#### Provided information
*** Begin section ***
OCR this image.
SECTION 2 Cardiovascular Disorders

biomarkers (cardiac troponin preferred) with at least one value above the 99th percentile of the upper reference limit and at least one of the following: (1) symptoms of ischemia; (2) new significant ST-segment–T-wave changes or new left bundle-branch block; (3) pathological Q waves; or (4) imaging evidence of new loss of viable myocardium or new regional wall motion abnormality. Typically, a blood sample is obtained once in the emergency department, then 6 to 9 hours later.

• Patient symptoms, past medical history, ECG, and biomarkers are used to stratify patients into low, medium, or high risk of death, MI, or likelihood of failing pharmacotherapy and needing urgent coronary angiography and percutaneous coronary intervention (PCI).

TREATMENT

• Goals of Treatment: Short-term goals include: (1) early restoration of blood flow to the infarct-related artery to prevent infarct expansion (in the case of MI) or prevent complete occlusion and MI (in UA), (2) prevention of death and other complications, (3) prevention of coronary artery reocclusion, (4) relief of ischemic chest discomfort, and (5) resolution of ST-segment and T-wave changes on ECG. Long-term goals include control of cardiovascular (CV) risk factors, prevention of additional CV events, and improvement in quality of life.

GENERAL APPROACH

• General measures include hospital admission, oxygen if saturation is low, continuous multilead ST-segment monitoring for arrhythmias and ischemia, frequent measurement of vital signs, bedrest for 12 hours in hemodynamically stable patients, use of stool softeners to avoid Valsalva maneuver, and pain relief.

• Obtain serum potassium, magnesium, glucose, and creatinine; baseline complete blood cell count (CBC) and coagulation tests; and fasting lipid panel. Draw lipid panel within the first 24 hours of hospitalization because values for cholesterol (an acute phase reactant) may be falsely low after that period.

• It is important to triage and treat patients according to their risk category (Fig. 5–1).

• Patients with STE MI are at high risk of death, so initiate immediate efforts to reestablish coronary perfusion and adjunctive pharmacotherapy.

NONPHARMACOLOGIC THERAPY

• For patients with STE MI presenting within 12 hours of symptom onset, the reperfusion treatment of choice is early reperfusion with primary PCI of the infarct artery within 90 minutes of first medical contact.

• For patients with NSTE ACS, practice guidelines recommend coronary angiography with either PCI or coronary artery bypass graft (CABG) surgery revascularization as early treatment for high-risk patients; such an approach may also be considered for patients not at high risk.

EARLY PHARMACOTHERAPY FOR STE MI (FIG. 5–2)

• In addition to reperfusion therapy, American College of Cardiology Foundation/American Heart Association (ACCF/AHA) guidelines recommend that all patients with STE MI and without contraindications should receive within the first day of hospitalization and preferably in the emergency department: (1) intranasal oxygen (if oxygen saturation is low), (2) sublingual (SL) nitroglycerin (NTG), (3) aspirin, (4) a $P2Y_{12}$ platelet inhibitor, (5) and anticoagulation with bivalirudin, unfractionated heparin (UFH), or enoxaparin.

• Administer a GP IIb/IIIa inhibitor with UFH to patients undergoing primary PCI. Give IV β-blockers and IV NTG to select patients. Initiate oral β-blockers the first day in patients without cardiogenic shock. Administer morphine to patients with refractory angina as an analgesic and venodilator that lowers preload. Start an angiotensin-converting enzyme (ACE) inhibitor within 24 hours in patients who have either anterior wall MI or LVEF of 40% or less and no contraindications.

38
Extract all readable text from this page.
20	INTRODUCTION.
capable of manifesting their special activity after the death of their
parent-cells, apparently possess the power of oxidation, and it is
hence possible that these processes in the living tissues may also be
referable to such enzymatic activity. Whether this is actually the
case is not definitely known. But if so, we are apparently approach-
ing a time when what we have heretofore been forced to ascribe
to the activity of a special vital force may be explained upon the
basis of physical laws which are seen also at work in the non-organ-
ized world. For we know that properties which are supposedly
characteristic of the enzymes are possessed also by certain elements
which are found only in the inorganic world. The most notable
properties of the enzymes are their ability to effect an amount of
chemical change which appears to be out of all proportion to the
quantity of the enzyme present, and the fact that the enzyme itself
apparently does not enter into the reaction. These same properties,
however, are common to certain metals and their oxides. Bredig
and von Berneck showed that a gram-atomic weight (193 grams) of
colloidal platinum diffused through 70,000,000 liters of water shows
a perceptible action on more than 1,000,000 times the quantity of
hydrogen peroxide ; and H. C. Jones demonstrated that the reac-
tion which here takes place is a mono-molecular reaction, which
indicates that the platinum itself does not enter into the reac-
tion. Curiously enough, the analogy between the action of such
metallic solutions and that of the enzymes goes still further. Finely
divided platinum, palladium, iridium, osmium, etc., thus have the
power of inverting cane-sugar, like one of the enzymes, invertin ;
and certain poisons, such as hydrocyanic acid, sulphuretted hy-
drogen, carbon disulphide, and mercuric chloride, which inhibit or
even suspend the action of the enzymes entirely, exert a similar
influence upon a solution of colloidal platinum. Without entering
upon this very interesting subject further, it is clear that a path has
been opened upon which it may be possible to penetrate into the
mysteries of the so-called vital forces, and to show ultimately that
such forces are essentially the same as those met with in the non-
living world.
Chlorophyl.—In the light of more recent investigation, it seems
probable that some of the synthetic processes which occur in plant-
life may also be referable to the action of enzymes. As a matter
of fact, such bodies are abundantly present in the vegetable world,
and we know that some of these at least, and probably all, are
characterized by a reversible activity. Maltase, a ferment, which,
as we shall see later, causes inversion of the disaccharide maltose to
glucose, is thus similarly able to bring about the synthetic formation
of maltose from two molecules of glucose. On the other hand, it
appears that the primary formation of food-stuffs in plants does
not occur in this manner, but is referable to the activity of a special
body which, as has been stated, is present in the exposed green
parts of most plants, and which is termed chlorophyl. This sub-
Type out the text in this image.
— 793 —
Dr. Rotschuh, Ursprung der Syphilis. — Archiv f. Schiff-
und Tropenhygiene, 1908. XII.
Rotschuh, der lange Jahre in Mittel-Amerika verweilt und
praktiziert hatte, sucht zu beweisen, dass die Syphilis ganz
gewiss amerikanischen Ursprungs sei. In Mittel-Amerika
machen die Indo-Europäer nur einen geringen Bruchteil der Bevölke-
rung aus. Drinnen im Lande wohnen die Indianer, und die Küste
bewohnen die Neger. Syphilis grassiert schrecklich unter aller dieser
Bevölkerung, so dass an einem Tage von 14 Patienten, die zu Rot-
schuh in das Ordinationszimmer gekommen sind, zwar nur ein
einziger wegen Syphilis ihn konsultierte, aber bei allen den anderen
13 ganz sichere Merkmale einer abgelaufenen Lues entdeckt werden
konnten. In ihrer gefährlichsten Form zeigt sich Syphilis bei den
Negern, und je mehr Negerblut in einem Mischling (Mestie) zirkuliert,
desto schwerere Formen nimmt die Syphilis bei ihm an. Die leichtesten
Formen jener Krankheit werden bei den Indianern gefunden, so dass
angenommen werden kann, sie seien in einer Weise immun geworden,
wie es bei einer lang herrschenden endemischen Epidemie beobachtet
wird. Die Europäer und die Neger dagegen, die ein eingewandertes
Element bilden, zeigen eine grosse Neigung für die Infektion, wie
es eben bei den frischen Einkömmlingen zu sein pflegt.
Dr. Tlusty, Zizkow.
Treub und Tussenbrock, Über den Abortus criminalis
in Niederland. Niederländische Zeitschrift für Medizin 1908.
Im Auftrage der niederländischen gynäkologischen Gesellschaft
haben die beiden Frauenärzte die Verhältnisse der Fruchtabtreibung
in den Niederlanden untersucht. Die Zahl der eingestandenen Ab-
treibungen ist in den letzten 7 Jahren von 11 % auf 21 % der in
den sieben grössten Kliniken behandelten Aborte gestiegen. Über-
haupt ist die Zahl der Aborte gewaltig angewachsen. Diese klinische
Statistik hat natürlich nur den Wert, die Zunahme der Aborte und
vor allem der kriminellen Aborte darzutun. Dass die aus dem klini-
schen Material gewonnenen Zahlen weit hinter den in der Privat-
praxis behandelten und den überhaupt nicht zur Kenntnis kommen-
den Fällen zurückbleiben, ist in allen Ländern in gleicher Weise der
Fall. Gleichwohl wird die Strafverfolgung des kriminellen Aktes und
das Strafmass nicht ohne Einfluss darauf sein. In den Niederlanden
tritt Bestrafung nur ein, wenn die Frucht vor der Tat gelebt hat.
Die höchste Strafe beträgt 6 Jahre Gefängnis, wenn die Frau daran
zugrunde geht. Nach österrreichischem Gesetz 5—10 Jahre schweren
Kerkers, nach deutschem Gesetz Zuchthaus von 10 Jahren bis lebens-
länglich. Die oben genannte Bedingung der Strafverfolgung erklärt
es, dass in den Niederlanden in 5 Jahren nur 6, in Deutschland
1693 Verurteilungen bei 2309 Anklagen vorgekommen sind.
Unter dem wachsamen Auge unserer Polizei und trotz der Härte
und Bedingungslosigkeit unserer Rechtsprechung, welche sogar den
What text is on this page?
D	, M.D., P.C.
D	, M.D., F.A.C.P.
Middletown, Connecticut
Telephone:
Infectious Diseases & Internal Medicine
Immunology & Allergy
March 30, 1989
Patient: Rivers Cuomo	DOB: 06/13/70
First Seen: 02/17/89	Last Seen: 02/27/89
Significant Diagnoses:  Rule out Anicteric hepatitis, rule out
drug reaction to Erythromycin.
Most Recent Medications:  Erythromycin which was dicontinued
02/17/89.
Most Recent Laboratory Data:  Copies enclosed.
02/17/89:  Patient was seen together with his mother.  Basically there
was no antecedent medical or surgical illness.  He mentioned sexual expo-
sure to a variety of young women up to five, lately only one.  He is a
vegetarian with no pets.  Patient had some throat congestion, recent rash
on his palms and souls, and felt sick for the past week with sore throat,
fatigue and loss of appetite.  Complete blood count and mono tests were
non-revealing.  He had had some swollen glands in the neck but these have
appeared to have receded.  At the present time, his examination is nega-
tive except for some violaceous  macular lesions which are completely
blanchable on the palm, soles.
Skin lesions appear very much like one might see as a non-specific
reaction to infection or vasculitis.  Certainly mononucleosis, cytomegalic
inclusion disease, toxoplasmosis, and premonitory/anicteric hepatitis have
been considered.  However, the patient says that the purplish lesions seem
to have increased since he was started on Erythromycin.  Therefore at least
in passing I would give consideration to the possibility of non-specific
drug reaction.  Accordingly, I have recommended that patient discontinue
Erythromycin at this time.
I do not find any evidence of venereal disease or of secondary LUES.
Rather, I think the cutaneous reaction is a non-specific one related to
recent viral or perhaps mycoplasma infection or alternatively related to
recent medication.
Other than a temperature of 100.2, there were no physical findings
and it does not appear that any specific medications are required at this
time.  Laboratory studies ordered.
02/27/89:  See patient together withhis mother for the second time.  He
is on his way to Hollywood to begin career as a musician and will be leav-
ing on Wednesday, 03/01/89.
*** End section ***
#### Exercise objective
Check each line of the records above for the string "blood", and report every line that has it.

#### Finished task
biomarkers (cardiac troponin preferred) with at least one value above the 99th percentile of the upper reference limit and at least one of the following: (1) symptoms of ischemia; (2) new significant ST-segment–T-wave changes or new left bundle-branch block; (3) pathological Q waves; or (4) imaging evidence of new loss of viable myocardium or new regional wall motion abnormality. Typically, a blood sample is obtained once in the emergency department, then 6 to 9 hours later.
• Goals of Treatment: Short-term goals include: (1) early restoration of blood flow to the infarct-related artery to prevent infarct expansion (in the case of MI) or prevent complete occlusion and MI (in UA), (2) prevention of death and other complications, (3) prevention of coronary artery reocclusion, (4) relief of ischemic chest discomfort, and (5) resolution of ST-segment and T-wave changes on ECG. Long-term goals include control of cardiovascular (CV) risk factors, prevention of additional CV events, and improvement in quality of life.
• Obtain serum potassium, magnesium, glucose, and creatinine; baseline complete blood cell count (CBC) and coagulation tests; and fasting lipid panel. Draw lipid panel within the first 24 hours of hospitalization because values for cholesterol (an acute phase reactant) may be falsely low after that period.
fatigue and loss of appetite.  Complete blood count and mono tests were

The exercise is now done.